[Saved data entries]

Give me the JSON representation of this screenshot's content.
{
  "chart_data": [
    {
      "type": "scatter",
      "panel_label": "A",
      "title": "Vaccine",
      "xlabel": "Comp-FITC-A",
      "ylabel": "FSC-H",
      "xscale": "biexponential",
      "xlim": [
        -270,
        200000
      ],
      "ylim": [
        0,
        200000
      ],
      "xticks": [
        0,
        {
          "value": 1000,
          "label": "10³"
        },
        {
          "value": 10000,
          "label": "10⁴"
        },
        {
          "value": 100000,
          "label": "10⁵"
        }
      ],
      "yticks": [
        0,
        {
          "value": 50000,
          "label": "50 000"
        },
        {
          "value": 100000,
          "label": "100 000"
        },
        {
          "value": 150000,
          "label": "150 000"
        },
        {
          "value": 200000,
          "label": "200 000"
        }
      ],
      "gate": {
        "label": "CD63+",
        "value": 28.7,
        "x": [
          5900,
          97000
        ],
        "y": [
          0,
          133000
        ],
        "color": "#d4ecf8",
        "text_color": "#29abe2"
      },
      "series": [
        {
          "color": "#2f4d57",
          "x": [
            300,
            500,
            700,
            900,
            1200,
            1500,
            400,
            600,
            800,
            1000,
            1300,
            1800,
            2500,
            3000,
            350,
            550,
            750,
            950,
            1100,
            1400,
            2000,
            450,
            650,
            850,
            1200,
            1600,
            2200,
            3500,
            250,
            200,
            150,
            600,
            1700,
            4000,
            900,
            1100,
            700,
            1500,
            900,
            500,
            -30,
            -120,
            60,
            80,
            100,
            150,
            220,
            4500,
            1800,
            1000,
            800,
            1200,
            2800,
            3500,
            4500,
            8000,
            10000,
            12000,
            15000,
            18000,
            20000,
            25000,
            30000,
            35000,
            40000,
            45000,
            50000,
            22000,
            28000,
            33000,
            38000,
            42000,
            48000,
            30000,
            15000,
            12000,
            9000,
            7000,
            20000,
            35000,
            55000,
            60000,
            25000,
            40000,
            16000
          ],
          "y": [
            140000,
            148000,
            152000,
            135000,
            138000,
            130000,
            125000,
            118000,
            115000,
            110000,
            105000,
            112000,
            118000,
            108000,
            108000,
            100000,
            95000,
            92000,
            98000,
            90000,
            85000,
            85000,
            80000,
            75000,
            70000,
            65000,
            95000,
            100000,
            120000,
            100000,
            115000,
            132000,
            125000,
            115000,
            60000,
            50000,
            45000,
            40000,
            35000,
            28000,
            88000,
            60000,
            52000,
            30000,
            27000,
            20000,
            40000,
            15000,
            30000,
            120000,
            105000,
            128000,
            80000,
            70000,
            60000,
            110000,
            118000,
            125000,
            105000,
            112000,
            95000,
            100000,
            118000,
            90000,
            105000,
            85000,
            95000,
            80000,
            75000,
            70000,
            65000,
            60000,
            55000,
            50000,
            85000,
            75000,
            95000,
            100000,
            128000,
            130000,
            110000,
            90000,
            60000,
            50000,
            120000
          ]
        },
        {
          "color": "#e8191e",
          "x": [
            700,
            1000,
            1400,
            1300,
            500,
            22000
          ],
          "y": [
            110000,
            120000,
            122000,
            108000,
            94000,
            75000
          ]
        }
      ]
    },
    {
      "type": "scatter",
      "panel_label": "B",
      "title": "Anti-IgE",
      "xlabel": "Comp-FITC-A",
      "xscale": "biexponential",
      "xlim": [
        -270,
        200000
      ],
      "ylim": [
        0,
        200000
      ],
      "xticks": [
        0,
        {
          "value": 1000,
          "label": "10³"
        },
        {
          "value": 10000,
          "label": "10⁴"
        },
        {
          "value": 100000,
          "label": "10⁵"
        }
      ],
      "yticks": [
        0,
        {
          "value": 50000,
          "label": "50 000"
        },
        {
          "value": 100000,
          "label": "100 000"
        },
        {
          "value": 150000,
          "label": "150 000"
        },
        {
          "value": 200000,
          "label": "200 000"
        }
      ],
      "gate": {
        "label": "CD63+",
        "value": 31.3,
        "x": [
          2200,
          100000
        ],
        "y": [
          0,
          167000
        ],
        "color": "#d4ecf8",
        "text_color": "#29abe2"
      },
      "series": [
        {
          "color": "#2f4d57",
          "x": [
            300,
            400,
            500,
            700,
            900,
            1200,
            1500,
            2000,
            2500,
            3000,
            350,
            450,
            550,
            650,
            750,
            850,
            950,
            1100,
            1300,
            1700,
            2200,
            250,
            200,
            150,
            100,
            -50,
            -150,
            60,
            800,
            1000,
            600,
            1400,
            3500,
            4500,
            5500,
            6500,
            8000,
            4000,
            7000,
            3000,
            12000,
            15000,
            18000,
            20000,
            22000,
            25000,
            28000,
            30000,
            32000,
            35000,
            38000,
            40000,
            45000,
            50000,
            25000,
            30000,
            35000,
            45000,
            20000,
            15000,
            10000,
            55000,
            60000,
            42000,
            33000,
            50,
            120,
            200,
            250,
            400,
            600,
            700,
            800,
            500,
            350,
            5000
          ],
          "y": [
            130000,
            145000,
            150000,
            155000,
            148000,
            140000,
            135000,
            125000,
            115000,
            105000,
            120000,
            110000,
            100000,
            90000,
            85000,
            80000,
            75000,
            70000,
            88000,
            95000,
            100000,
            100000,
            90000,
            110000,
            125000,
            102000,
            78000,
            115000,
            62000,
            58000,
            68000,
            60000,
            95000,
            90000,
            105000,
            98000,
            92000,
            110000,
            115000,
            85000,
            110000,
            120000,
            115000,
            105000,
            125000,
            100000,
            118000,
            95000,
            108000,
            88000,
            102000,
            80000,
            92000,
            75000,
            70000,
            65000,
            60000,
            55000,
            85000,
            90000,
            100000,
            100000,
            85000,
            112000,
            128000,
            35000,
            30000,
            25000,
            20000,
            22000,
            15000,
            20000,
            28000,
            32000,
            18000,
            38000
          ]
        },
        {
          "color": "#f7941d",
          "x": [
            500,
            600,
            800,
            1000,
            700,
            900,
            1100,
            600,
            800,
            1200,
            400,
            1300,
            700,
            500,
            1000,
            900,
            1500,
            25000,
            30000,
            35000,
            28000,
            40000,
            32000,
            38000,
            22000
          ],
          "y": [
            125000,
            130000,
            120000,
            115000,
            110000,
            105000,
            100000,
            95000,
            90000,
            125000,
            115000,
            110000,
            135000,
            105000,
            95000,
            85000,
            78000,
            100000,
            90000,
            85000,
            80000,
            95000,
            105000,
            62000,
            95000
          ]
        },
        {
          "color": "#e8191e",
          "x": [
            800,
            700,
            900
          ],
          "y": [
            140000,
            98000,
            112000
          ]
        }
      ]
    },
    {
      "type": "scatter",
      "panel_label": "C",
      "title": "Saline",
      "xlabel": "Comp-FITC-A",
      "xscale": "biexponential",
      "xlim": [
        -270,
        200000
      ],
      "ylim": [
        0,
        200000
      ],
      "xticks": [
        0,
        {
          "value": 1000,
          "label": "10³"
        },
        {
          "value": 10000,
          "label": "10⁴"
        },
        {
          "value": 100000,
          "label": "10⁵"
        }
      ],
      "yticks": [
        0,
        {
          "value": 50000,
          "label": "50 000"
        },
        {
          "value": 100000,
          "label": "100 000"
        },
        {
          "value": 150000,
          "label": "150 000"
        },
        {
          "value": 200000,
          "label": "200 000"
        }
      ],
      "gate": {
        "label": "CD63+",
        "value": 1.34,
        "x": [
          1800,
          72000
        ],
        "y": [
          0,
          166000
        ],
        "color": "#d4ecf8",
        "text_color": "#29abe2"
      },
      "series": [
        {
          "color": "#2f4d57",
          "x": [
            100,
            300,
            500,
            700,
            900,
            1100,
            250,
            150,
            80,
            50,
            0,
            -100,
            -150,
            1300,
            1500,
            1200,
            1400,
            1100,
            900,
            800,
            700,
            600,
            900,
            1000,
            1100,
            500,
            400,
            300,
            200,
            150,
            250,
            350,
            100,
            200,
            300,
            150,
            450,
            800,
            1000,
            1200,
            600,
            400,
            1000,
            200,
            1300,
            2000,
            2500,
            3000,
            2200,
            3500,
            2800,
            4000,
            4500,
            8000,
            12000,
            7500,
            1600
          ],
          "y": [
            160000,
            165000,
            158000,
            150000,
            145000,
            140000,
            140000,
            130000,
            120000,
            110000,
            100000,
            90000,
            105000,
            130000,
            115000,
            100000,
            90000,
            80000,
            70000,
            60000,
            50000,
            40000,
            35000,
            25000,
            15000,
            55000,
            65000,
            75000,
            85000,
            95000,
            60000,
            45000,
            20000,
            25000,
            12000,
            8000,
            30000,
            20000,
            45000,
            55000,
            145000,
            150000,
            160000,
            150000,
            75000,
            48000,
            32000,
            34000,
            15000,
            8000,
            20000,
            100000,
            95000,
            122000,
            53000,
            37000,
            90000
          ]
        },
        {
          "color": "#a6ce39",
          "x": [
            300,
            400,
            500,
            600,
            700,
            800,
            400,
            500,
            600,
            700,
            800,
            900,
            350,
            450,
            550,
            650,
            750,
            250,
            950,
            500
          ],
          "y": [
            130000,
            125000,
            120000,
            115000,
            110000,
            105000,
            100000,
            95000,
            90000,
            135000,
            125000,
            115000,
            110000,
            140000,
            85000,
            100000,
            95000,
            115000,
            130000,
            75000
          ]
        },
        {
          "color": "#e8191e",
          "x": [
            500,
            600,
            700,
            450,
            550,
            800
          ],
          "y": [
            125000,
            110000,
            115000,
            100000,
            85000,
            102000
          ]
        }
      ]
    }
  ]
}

• Objective:
Copy out each line of the records that holds the string "title".

• Exercise answer:
      "title": "Vaccine",
      "title": "Anti-IgE",
      "title": "Saline",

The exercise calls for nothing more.